STATED TASK: Reproduce the following records line for line, keeping every character unchanged.

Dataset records
↓
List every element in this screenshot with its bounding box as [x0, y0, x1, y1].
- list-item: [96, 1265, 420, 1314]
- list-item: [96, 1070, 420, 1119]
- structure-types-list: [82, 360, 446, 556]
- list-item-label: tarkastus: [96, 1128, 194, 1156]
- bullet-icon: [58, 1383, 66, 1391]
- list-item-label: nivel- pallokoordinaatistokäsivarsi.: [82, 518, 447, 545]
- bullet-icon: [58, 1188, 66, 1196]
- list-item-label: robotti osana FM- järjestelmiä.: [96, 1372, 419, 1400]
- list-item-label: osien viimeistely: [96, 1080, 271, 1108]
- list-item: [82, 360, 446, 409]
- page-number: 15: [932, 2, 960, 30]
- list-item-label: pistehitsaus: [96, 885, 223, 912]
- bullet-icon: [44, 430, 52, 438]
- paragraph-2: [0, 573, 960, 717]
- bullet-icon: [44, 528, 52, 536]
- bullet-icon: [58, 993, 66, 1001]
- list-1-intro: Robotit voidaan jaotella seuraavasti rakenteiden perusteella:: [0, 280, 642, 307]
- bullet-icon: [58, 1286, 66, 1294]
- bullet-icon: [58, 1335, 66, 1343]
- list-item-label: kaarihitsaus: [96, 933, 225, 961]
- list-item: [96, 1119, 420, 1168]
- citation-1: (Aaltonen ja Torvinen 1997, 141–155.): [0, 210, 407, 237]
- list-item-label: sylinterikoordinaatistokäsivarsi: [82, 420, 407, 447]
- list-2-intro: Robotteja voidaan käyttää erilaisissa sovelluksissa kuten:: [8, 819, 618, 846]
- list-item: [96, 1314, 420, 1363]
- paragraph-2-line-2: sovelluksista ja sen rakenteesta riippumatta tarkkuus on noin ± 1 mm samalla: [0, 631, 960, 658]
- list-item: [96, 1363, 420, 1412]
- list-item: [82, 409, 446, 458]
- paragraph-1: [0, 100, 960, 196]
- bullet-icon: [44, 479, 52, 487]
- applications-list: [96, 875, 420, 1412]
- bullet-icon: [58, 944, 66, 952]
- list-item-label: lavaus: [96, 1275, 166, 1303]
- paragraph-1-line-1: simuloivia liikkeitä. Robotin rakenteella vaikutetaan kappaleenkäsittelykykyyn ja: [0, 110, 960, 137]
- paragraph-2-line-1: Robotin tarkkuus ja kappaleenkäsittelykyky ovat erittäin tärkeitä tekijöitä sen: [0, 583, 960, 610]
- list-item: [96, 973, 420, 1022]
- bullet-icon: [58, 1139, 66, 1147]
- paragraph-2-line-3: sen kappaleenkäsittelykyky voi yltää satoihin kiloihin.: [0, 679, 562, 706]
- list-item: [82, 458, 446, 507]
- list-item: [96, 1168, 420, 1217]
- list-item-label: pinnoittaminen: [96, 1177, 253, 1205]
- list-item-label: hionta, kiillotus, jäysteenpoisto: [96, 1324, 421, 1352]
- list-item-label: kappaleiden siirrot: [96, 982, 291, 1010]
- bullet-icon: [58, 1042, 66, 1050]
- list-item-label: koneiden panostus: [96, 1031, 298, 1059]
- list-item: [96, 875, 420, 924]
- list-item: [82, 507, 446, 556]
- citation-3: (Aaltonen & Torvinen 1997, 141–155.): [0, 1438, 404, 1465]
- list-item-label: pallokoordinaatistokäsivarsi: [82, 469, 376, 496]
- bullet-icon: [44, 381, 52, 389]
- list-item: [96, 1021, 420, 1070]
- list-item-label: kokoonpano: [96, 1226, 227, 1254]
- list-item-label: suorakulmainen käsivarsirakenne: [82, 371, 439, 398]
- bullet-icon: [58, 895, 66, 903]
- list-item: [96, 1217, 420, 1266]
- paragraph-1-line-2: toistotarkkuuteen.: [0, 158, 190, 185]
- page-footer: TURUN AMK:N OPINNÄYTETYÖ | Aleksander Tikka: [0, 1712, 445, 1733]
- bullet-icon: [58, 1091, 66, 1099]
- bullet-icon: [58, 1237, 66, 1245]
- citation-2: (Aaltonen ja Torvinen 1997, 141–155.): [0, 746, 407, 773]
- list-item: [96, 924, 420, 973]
↑
REPLY TO THE TASK:
List every element in this screenshot with its bounding box as [x0, y0, x1, y1].
- list-item: [96, 1265, 420, 1314]
- list-item: [96, 1070, 420, 1119]
- structure-types-list: [82, 360, 446, 556]
- list-item-label: tarkastus: [96, 1128, 194, 1156]
- bullet-icon: [58, 1383, 66, 1391]
- list-item-label: nivel- pallokoordinaatistokäsivarsi.: [82, 518, 447, 545]
- bullet-icon: [58, 1188, 66, 1196]
- list-item-label: robotti osana FM- järjestelmiä.: [96, 1372, 419, 1400]
- list-item-label: osien viimeistely: [96, 1080, 271, 1108]
- list-item: [82, 360, 446, 409]
- page-number: 15: [932, 2, 960, 30]
- list-item-label: pistehitsaus: [96, 885, 223, 912]
- bullet-icon: [44, 430, 52, 438]
- paragraph-2: [0, 573, 960, 717]
- bullet-icon: [44, 528, 52, 536]
- bullet-icon: [58, 993, 66, 1001]
- list-1-intro: Robotit voidaan jaotella seuraavasti rakenteiden perusteella:: [0, 280, 642, 307]
- bullet-icon: [58, 1286, 66, 1294]
- bullet-icon: [58, 1335, 66, 1343]
- list-item-label: kaarihitsaus: [96, 933, 225, 961]
- list-item: [96, 1119, 420, 1168]
- citation-1: (Aaltonen ja Torvinen 1997, 141–155.): [0, 210, 407, 237]
- list-item-label: sylinterikoordinaatistokäsivarsi: [82, 420, 407, 447]
- list-2-intro: Robotteja voidaan käyttää erilaisissa sovelluksissa kuten:: [8, 819, 618, 846]
- list-item: [96, 1314, 420, 1363]
- paragraph-2-line-2: sovelluksista ja sen rakenteesta riippumatta tarkkuus on noin ± 1 mm samalla: [0, 631, 960, 658]
- list-item: [96, 1363, 420, 1412]
- list-item: [82, 409, 446, 458]
- paragraph-1: [0, 100, 960, 196]
- bullet-icon: [44, 479, 52, 487]
- applications-list: [96, 875, 420, 1412]
- bullet-icon: [58, 944, 66, 952]
- list-item-label: lavaus: [96, 1275, 166, 1303]
- paragraph-1-line-1: simuloivia liikkeitä. Robotin rakenteella vaikutetaan kappaleenkäsittelykykyyn ja: [0, 110, 960, 137]
- paragraph-2-line-1: Robotin tarkkuus ja kappaleenkäsittelykyky ovat erittäin tärkeitä tekijöitä sen: [0, 583, 960, 610]
- list-item: [96, 973, 420, 1022]
- bullet-icon: [58, 1139, 66, 1147]
- paragraph-2-line-3: sen kappaleenkäsittelykyky voi yltää satoihin kiloihin.: [0, 679, 562, 706]
- list-item: [82, 458, 446, 507]
- list-item: [96, 1168, 420, 1217]
- list-item-label: pinnoittaminen: [96, 1177, 253, 1205]
- list-item-label: hionta, kiillotus, jäysteenpoisto: [96, 1324, 421, 1352]
- list-item-label: kappaleiden siirrot: [96, 982, 291, 1010]
- bullet-icon: [58, 1042, 66, 1050]
- list-item-label: koneiden panostus: [96, 1031, 298, 1059]
- list-item: [96, 875, 420, 924]
- list-item: [82, 507, 446, 556]
- citation-3: (Aaltonen & Torvinen 1997, 141–155.): [0, 1438, 404, 1465]
- list-item-label: pallokoordinaatistokäsivarsi: [82, 469, 376, 496]
- bullet-icon: [44, 381, 52, 389]
- list-item: [96, 1021, 420, 1070]
- list-item-label: kokoonpano: [96, 1226, 227, 1254]
- list-item-label: suorakulmainen käsivarsirakenne: [82, 371, 439, 398]
- bullet-icon: [58, 895, 66, 903]
- list-item: [96, 1217, 420, 1266]
- paragraph-1-line-2: toistotarkkuuteen.: [0, 158, 190, 185]
- page-footer: TURUN AMK:N OPINNÄYTETYÖ | Aleksander Tikka: [0, 1712, 445, 1733]
- bullet-icon: [58, 1091, 66, 1099]
- bullet-icon: [58, 1237, 66, 1245]
- citation-2: (Aaltonen ja Torvinen 1997, 141–155.): [0, 746, 407, 773]
- list-item: [96, 924, 420, 973]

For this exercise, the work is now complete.